**GIVEN DATA**
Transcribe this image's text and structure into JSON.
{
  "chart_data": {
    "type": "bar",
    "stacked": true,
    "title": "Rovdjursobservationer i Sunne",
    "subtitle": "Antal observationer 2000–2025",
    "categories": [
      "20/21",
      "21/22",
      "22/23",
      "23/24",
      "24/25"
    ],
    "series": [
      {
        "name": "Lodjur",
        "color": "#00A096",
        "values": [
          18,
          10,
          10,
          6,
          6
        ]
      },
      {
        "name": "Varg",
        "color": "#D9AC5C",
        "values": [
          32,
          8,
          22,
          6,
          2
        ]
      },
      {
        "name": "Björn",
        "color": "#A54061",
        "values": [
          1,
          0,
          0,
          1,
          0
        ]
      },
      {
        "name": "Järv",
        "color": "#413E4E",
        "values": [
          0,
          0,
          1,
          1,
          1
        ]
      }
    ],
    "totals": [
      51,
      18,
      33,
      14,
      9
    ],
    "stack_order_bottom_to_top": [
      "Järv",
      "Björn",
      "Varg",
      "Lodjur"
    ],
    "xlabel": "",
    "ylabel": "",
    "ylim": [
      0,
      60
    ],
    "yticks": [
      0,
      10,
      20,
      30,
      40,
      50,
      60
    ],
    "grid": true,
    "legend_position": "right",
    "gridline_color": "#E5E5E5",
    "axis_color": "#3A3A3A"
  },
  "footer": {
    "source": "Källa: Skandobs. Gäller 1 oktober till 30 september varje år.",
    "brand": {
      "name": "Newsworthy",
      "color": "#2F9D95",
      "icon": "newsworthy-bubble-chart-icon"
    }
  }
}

**SET PROBLEM**
All of the entries must be quoted exactly; please include each one.

**OUTPUT OF THE EXERCISE**
Transcribe this image's text and structure into JSON.
{
  "chart_data": {
    "type": "bar",
    "stacked": true,
    "title": "Rovdjursobservationer i Sunne",
    "subtitle": "Antal observationer 2000–2025",
    "categories": [
      "20/21",
      "21/22",
      "22/23",
      "23/24",
      "24/25"
    ],
    "series": [
      {
        "name": "Lodjur",
        "color": "#00A096",
        "values": [
          18,
          10,
          10,
          6,
          6
        ]
      },
      {
        "name": "Varg",
        "color": "#D9AC5C",
        "values": [
          32,
          8,
          22,
          6,
          2
        ]
      },
      {
        "name": "Björn",
        "color": "#A54061",
        "values": [
          1,
          0,
          0,
          1,
          0
        ]
      },
      {
        "name": "Järv",
        "color": "#413E4E",
        "values": [
          0,
          0,
          1,
          1,
          1
        ]
      }
    ],
    "totals": [
      51,
      18,
      33,
      14,
      9
    ],
    "stack_order_bottom_to_top": [
      "Järv",
      "Björn",
      "Varg",
      "Lodjur"
    ],
    "xlabel": "",
    "ylabel": "",
    "ylim": [
      0,
      60
    ],
    "yticks": [
      0,
      10,
      20,
      30,
      40,
      50,
      60
    ],
    "grid": true,
    "legend_position": "right",
    "gridline_color": "#E5E5E5",
    "axis_color": "#3A3A3A"
  },
  "footer": {
    "source": "Källa: Skandobs. Gäller 1 oktober till 30 september varje år.",
    "brand": {
      "name": "Newsworthy",
      "color": "#2F9D95",
      "icon": "newsworthy-bubble-chart-icon"
    }
  }
}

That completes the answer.